Problem requirements: Could you copy every line from the material below in which "与子同归" appears?

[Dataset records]

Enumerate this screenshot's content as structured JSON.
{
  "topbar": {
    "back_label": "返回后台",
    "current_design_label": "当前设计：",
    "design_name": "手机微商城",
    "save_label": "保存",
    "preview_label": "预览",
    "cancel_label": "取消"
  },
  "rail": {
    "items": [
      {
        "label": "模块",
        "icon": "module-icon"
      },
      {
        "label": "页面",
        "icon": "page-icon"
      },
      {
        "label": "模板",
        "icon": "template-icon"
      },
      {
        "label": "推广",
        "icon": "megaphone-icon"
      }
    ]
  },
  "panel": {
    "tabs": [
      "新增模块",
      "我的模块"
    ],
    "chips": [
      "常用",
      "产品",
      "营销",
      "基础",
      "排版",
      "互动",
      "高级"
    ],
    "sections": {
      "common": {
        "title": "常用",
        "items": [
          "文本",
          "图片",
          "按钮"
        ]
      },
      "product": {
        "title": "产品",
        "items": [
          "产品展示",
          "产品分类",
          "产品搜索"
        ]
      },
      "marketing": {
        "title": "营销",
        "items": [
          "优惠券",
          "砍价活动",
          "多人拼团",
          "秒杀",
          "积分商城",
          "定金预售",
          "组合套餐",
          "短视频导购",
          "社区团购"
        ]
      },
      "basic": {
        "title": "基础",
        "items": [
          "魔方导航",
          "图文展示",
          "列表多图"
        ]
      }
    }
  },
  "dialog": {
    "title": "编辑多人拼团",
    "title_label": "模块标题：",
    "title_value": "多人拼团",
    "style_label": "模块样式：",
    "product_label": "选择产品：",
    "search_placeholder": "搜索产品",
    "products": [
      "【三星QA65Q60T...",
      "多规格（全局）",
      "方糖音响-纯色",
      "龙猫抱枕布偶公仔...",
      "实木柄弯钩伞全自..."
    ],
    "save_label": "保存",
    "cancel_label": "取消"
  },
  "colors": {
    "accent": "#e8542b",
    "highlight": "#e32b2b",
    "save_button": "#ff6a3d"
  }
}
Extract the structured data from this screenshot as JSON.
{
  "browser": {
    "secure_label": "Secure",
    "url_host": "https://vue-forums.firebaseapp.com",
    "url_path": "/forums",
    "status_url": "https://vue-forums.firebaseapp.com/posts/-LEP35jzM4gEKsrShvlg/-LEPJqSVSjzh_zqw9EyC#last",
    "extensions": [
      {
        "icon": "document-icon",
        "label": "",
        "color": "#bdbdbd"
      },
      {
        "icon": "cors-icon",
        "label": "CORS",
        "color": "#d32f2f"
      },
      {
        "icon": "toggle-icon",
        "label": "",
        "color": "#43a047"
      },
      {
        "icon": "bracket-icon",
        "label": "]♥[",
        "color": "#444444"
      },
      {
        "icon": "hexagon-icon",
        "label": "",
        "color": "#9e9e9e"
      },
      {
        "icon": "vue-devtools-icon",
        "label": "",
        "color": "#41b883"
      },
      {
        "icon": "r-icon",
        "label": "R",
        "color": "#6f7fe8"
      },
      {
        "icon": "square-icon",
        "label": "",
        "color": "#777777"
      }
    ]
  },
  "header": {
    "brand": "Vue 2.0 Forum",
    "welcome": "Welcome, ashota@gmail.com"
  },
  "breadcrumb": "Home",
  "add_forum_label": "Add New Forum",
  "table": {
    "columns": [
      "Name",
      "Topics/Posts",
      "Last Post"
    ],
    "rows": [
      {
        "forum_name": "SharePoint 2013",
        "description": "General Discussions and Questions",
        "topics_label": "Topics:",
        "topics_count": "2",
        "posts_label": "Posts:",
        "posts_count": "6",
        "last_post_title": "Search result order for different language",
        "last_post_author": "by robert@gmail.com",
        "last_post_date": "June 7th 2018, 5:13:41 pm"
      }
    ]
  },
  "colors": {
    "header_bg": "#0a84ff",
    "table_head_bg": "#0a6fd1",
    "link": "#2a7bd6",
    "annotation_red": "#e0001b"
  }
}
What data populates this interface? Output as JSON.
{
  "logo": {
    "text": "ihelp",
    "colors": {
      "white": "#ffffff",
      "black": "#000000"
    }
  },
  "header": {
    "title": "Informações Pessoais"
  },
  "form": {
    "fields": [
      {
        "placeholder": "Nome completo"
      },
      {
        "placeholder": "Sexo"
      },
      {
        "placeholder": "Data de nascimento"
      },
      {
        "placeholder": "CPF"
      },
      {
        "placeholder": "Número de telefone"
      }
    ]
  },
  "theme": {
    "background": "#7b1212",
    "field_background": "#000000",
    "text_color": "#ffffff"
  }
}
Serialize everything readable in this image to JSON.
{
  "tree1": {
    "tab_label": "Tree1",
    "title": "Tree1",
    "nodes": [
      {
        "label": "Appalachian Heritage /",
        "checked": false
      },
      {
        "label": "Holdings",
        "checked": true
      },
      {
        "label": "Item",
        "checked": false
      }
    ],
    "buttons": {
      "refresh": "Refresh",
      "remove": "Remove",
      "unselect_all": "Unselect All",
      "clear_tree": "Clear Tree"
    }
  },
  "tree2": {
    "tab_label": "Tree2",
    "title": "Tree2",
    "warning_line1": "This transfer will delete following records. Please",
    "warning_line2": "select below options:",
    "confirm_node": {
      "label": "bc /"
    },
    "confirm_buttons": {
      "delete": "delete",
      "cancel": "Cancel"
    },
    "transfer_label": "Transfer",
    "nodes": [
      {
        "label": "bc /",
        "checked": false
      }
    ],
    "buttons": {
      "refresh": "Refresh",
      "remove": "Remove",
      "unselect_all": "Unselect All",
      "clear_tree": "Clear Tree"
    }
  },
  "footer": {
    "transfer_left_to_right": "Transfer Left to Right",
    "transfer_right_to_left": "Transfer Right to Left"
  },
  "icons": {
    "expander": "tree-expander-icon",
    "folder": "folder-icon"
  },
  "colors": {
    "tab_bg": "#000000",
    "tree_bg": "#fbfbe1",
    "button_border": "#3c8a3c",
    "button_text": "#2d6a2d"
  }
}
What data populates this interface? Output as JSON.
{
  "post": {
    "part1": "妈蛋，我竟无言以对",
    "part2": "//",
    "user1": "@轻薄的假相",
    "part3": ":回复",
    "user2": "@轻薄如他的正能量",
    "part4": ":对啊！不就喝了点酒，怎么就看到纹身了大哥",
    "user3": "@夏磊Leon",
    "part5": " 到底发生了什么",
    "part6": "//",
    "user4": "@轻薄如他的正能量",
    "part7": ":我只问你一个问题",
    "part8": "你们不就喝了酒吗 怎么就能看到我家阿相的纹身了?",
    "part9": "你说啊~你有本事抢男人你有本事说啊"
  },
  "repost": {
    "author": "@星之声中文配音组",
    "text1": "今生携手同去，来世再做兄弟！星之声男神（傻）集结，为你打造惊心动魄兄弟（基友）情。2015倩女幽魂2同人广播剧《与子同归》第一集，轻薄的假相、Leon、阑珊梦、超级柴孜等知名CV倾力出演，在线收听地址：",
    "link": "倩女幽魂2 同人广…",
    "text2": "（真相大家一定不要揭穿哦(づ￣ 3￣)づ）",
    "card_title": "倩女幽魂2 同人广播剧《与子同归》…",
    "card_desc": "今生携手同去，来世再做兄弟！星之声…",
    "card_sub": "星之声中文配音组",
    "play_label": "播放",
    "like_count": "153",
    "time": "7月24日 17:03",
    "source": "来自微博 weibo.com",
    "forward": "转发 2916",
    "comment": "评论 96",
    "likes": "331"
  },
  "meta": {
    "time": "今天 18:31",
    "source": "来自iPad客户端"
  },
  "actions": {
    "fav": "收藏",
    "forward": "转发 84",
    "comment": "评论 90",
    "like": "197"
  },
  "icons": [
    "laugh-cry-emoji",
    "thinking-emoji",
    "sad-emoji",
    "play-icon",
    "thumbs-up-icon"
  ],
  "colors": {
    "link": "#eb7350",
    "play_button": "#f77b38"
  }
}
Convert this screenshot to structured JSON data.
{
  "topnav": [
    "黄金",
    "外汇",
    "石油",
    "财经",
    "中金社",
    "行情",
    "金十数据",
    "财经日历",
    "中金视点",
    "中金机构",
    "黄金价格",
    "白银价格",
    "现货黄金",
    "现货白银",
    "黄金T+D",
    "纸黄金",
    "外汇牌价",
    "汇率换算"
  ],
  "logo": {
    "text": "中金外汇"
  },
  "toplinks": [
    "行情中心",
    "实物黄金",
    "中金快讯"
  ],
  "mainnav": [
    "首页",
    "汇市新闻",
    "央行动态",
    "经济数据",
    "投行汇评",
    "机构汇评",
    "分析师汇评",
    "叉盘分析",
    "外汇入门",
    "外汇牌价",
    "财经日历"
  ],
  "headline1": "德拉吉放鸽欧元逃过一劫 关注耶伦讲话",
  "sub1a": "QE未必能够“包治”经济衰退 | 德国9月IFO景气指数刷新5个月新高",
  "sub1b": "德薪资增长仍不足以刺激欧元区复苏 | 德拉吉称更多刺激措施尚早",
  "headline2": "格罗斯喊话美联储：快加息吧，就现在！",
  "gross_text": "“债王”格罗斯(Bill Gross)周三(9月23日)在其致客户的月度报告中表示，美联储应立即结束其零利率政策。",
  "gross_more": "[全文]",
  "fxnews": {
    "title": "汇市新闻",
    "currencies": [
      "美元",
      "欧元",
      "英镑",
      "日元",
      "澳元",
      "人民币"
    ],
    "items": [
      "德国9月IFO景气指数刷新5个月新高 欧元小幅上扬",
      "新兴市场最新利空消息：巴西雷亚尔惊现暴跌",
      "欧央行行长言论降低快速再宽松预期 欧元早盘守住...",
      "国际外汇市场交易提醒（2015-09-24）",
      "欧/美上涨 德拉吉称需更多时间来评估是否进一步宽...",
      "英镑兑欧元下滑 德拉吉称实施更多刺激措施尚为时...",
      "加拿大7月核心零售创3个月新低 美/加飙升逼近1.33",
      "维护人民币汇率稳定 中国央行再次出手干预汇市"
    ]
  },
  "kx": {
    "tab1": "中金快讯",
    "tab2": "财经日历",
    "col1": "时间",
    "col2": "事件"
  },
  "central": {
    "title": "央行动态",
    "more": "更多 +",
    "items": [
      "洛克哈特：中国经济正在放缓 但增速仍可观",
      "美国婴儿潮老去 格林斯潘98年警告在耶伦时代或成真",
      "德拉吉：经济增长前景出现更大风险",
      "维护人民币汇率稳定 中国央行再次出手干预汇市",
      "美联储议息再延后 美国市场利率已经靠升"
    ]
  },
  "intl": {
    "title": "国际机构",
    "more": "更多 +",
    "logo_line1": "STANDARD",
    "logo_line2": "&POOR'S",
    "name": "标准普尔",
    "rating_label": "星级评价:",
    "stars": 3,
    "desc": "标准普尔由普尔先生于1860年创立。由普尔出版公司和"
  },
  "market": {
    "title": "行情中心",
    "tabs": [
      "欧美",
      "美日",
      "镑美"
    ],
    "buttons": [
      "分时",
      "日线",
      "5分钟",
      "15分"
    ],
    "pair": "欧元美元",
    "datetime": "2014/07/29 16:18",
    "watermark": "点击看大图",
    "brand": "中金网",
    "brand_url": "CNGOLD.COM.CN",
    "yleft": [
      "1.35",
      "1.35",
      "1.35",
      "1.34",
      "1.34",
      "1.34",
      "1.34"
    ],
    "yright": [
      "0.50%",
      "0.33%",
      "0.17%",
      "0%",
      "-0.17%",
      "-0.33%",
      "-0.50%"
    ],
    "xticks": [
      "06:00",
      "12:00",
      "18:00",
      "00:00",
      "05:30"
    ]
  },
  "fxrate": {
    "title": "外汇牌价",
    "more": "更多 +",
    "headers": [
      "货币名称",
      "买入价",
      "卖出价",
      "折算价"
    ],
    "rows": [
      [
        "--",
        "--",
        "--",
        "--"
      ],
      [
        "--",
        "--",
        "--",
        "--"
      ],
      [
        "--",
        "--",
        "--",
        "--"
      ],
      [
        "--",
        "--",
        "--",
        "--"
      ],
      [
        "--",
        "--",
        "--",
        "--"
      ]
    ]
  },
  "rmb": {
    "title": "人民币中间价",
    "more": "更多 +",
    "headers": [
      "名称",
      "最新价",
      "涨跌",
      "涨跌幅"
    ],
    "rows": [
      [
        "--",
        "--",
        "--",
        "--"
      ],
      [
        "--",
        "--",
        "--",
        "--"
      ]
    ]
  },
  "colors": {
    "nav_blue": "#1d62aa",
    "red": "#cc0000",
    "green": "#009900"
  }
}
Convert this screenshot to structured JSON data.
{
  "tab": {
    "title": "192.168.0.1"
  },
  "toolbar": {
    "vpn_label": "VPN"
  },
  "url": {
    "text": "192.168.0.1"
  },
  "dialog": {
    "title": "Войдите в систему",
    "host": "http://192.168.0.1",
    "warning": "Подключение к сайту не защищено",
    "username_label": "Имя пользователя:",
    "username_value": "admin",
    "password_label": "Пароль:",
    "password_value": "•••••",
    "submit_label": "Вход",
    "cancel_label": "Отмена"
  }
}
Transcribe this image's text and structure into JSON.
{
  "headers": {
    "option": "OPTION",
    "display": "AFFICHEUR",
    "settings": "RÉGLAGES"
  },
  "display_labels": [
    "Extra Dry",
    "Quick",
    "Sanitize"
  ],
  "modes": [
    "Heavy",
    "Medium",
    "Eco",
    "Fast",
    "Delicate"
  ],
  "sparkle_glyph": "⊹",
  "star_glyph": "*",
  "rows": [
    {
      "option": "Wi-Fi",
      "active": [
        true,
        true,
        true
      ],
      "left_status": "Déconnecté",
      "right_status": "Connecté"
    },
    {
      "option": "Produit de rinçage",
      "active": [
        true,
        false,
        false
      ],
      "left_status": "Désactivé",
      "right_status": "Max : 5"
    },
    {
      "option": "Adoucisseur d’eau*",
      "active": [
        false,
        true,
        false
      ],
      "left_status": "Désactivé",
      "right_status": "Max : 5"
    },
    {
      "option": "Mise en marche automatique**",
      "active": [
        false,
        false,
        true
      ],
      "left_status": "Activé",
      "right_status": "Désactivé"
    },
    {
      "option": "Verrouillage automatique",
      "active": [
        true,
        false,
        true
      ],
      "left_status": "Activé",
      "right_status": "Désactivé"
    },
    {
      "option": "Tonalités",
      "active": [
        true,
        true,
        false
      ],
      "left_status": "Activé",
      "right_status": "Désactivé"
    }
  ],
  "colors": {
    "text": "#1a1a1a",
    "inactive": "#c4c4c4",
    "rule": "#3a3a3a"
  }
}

Written solution:
    "text1": "今生携手同去，来世再做兄弟！星之声男神（傻）集结，为你打造惊心动魄兄弟（基友）情。2015倩女幽魂2同人广播剧《与子同归》第一集，轻薄的假相、Leon、阑珊梦、超级柴孜等知名CV倾力出演，在线收听地址：",
    "card_title": "倩女幽魂2 同人广播剧《与子同归》…",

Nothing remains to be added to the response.